PROBLEM STATEMENT:
Scan the entries below for the word "Details". Copy each line that has it.

PROVIDED RECORDS:
§ §

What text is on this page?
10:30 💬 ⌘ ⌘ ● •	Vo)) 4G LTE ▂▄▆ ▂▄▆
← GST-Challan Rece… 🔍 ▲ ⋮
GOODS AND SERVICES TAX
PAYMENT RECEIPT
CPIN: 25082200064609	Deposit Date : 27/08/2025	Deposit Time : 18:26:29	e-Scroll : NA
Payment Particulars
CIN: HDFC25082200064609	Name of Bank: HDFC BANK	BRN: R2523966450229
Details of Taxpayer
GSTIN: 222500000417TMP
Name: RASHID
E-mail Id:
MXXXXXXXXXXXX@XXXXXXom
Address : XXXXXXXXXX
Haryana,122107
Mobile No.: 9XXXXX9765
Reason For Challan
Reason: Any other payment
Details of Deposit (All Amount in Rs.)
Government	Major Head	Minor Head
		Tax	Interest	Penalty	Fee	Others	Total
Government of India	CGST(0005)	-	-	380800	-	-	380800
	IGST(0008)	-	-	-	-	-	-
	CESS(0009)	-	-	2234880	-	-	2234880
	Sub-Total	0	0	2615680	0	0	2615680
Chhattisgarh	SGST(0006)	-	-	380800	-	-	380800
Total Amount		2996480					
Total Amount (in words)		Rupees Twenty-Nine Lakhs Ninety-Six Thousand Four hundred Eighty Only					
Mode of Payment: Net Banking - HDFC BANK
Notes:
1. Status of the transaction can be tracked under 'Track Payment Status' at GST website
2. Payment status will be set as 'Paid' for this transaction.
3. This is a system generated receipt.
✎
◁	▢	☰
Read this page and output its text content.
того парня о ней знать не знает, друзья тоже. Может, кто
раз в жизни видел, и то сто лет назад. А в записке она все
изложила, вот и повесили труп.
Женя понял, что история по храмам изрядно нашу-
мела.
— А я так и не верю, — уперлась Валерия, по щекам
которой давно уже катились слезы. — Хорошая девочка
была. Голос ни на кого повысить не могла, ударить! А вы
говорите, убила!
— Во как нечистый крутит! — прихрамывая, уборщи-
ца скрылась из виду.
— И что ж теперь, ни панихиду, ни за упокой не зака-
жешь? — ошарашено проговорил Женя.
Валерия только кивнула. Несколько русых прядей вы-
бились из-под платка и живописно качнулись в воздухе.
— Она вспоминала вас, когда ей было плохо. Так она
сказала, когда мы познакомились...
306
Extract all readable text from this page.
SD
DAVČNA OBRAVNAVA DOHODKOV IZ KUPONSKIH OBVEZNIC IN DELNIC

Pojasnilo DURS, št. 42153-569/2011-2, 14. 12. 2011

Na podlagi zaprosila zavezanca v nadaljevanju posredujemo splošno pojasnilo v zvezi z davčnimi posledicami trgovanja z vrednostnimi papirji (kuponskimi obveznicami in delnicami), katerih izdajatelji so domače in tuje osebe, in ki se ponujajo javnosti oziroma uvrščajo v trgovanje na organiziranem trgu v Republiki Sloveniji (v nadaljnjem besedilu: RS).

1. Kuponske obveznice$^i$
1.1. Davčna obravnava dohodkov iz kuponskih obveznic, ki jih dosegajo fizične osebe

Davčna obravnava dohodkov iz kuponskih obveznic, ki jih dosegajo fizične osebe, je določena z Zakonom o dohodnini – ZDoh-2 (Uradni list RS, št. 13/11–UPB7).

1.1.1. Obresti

§ §

TASK RESPONSE:
Details of Taxpayer
Details of Deposit (All Amount in Rs.)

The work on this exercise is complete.